■ **Task brief**
From the listing below, pull out every line where the string "keep" appears.

Stored data

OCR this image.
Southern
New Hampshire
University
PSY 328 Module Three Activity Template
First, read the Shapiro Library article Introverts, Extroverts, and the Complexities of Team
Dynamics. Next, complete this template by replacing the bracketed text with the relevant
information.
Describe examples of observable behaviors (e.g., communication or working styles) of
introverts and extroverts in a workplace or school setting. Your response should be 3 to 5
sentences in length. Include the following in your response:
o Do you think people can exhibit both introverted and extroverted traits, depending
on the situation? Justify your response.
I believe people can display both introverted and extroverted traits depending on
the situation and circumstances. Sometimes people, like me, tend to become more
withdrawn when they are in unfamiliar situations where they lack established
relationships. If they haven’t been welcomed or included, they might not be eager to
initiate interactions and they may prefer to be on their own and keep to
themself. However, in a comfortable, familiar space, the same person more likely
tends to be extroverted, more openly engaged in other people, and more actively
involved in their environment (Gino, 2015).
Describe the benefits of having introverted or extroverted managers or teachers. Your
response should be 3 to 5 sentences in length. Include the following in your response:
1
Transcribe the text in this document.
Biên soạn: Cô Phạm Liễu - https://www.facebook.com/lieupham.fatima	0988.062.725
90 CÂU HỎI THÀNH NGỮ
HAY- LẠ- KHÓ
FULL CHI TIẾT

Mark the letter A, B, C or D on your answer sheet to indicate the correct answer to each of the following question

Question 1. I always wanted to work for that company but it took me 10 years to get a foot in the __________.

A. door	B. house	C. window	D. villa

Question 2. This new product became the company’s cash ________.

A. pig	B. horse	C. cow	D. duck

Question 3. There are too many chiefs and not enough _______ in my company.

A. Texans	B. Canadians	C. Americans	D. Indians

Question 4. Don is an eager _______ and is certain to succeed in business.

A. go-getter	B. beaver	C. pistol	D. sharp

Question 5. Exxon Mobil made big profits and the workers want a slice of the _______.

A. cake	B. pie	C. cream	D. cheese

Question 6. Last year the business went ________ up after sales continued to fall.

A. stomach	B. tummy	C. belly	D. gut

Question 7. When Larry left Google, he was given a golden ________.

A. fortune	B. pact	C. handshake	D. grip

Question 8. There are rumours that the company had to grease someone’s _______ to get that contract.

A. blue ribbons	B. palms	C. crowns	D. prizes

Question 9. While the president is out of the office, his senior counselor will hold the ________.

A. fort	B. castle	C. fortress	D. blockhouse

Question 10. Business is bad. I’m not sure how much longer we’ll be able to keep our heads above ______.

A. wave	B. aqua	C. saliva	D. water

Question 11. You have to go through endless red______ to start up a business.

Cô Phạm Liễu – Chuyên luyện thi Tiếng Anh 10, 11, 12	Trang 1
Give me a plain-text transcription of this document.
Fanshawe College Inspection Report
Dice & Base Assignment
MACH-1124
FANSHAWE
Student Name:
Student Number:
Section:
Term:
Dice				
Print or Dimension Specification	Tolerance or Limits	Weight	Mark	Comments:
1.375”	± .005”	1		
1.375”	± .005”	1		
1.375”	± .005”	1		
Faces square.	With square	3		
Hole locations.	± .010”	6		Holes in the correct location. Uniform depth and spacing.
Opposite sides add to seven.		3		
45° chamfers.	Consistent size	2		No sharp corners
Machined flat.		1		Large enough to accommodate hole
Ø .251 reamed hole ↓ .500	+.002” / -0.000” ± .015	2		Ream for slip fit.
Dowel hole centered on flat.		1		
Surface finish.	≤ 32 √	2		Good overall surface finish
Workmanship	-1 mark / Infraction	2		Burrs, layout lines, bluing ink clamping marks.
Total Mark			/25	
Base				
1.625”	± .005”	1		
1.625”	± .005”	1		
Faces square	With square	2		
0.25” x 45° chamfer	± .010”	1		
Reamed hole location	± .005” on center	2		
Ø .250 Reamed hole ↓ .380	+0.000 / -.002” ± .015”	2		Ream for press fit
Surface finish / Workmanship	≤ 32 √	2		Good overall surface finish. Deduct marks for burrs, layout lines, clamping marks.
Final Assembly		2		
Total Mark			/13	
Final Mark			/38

■ **Correct result**
initiate interactions and they may prefer to be on their own and keep to
Question 10. Business is bad. I’m not sure how much longer we’ll be able to keep our heads above ______.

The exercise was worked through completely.